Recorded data
— Start —

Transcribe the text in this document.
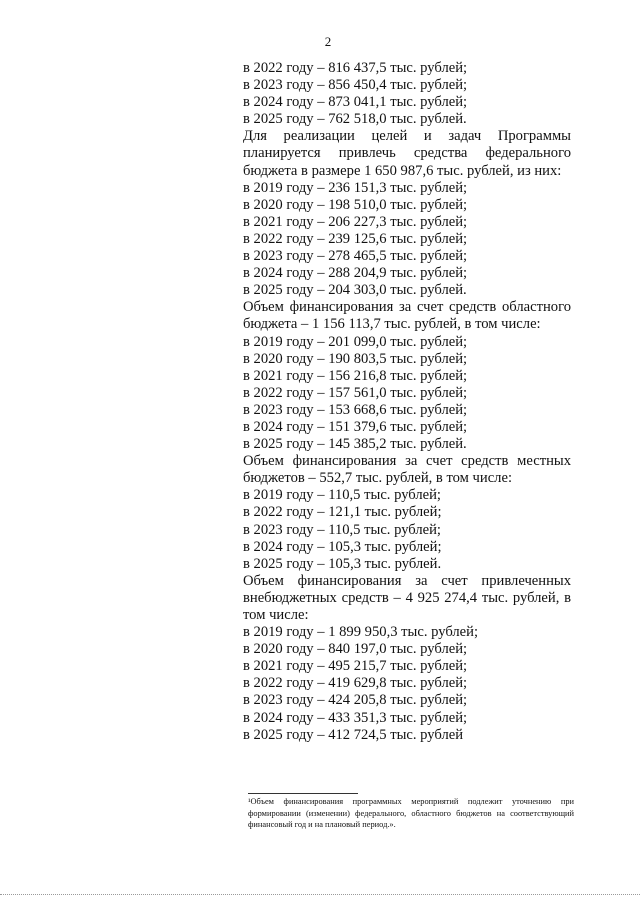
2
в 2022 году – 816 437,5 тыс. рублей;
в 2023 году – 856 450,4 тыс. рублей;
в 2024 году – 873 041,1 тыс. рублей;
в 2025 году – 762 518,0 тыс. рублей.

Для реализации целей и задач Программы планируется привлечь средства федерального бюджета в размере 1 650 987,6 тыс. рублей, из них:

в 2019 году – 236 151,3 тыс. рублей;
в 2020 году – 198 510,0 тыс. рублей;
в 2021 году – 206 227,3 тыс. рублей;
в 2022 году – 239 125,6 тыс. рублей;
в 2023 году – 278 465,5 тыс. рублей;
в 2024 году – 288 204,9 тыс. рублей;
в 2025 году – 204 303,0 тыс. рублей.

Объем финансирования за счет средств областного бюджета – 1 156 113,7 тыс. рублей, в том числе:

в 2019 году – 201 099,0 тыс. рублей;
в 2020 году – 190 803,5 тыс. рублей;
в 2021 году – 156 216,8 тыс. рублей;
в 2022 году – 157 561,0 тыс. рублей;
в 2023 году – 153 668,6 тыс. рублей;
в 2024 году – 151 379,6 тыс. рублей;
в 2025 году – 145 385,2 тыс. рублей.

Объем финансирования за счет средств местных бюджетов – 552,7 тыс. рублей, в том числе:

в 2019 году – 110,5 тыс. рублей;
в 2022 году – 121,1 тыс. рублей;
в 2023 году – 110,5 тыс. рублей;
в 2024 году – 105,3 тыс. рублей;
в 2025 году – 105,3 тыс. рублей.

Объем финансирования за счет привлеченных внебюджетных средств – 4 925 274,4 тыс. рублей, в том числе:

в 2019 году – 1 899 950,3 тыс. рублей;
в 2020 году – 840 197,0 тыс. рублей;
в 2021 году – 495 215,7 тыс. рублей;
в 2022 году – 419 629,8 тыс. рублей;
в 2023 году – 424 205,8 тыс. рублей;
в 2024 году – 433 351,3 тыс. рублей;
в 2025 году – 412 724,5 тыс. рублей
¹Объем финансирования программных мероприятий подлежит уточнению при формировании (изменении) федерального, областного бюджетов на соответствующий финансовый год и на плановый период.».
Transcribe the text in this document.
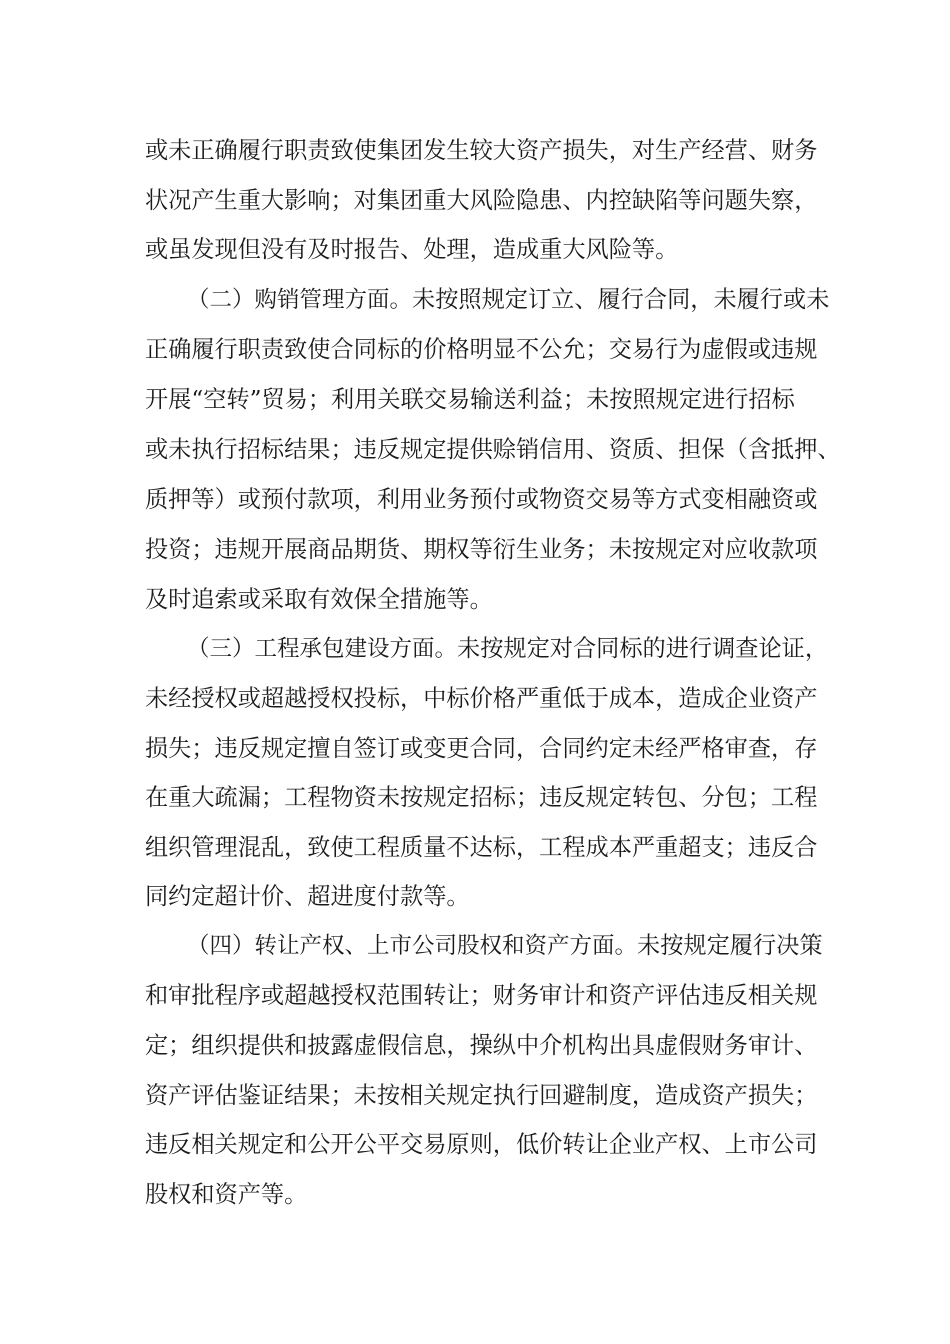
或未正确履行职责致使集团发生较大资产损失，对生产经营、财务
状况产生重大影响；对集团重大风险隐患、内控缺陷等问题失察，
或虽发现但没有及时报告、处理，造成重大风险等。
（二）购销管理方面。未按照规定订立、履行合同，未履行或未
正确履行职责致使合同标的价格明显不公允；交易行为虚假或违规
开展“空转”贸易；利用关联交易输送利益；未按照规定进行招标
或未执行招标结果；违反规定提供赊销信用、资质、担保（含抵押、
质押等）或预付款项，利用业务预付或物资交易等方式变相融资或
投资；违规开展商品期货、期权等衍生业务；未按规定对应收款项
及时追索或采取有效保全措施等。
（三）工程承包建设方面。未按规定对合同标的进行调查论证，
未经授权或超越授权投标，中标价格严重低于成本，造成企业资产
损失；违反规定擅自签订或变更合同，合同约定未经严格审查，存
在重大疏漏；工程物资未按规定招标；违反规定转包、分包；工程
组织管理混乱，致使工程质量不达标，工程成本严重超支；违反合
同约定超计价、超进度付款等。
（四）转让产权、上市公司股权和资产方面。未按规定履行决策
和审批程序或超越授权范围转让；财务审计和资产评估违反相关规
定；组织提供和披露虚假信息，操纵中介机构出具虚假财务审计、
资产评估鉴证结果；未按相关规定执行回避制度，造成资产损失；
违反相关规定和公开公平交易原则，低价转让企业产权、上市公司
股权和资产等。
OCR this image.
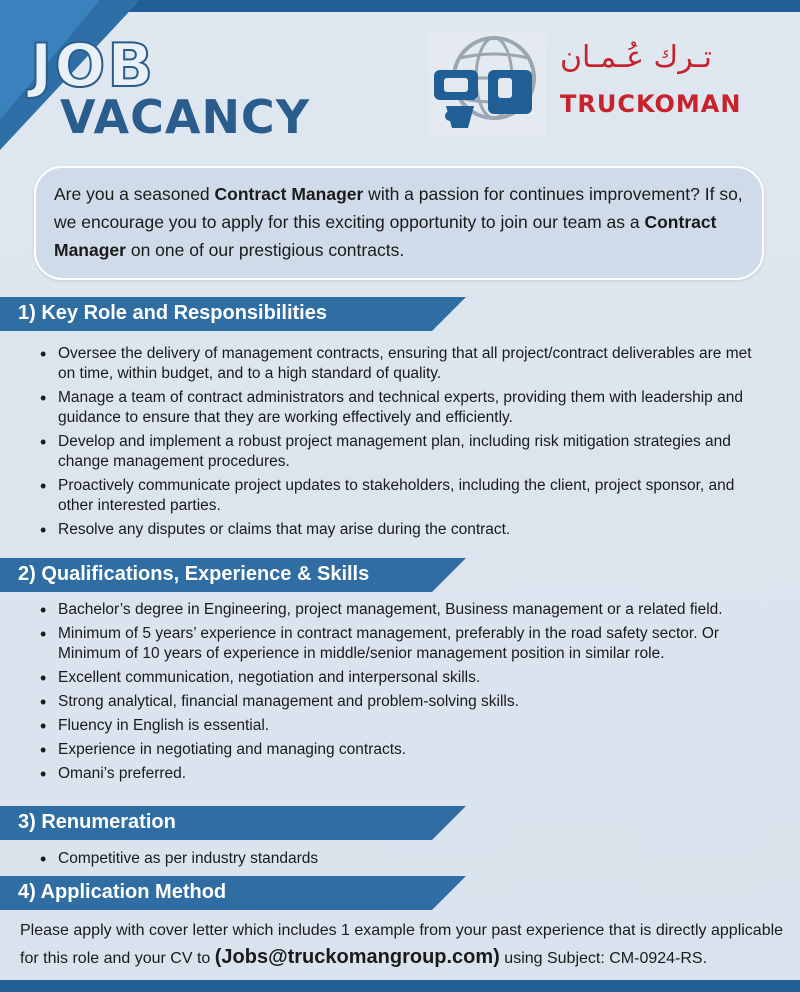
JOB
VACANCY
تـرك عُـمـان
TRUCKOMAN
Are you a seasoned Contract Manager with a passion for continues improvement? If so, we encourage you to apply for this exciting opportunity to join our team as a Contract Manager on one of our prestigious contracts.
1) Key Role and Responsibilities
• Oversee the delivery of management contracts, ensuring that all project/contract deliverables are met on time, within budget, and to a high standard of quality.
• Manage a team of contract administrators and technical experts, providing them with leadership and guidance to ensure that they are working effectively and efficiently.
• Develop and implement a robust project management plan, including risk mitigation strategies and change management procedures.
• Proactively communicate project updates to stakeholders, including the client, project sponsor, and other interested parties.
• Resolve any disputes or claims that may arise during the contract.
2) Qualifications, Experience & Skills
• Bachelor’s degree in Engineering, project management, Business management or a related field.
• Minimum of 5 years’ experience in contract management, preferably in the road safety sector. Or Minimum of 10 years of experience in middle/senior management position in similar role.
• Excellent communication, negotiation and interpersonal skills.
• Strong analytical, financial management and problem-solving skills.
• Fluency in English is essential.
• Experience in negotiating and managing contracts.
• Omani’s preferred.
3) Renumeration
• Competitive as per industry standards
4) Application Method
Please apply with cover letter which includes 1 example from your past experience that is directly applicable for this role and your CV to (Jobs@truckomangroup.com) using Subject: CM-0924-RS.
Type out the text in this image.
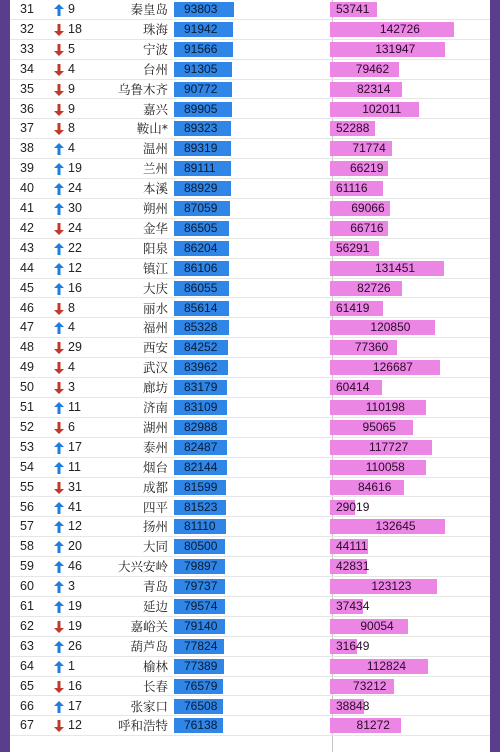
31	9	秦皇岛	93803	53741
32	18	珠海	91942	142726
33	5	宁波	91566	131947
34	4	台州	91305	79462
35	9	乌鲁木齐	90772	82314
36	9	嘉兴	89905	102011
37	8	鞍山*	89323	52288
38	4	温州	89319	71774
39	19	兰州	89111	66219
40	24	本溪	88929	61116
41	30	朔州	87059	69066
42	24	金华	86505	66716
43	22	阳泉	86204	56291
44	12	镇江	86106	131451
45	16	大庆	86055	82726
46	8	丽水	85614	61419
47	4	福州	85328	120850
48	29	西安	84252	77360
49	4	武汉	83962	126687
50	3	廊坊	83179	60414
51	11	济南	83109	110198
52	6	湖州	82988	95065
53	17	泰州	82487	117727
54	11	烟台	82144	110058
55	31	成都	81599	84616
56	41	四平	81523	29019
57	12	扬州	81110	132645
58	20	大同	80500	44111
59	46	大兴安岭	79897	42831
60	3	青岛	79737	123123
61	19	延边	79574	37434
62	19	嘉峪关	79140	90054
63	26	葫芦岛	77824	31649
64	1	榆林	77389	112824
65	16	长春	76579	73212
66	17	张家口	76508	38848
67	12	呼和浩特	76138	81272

— End —

Locate all lines in the listing above with the word "project". Copy them.

• Oversee the delivery of management contracts, ensuring that all project/contract deliverables are met on time, within budget, and to a high standard of quality.
• Develop and implement a robust project management plan, including risk mitigation strategies and change management procedures.
• Proactively communicate project updates to stakeholders, including the client, project sponsor, and other interested parties.
• Bachelor’s degree in Engineering, project management, Business management or a related field.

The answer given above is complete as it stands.